▶ _EXTRACTED ENTRIES_:
━━━━

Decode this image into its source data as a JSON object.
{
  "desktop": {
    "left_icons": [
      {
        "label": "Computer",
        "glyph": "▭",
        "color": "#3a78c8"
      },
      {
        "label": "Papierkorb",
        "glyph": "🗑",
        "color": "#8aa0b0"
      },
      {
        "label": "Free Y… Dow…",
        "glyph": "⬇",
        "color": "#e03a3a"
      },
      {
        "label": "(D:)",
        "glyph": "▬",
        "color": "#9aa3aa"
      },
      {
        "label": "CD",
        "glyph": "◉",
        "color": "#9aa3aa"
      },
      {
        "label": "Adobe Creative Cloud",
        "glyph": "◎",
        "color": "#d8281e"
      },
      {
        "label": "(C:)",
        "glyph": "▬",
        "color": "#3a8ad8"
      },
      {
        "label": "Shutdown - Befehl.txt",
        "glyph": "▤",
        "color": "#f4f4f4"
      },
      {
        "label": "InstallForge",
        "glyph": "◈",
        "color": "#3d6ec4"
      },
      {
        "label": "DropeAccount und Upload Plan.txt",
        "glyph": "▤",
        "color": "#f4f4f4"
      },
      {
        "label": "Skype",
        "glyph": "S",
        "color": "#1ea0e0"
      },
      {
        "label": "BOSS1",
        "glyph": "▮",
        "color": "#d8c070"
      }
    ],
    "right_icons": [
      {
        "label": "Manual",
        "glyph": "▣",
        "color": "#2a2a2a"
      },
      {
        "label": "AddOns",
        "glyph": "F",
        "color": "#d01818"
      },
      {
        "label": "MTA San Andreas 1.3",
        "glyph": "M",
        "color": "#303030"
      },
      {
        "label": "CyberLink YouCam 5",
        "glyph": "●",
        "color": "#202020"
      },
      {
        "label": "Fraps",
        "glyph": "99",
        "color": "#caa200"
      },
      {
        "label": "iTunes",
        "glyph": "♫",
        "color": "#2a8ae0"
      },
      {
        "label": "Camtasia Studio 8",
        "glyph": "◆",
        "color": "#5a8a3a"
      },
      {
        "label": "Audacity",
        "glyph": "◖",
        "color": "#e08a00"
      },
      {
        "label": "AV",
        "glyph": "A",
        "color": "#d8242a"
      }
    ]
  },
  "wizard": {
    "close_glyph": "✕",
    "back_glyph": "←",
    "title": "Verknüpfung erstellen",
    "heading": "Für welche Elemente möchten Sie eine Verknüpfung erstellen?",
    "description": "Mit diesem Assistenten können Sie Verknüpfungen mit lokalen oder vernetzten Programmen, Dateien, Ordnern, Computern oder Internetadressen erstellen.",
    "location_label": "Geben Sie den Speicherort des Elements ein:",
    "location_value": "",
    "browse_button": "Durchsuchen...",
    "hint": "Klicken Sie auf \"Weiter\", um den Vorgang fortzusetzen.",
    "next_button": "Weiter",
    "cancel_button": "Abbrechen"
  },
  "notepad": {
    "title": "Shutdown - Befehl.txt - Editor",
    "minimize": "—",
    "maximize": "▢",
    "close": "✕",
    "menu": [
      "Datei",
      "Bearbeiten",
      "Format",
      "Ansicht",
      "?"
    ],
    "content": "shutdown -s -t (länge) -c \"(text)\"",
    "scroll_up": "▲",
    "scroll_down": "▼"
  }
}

━━━━

▶ _EXERCISE BRIEF_: Lines that hold the word "title" are the ones to return, every one of them.

▶ _OUTPUT FOR THIS EXERCISE_:
    "title": "Verknüpfung erstellen",
    "title": "Shutdown - Befehl.txt - Editor",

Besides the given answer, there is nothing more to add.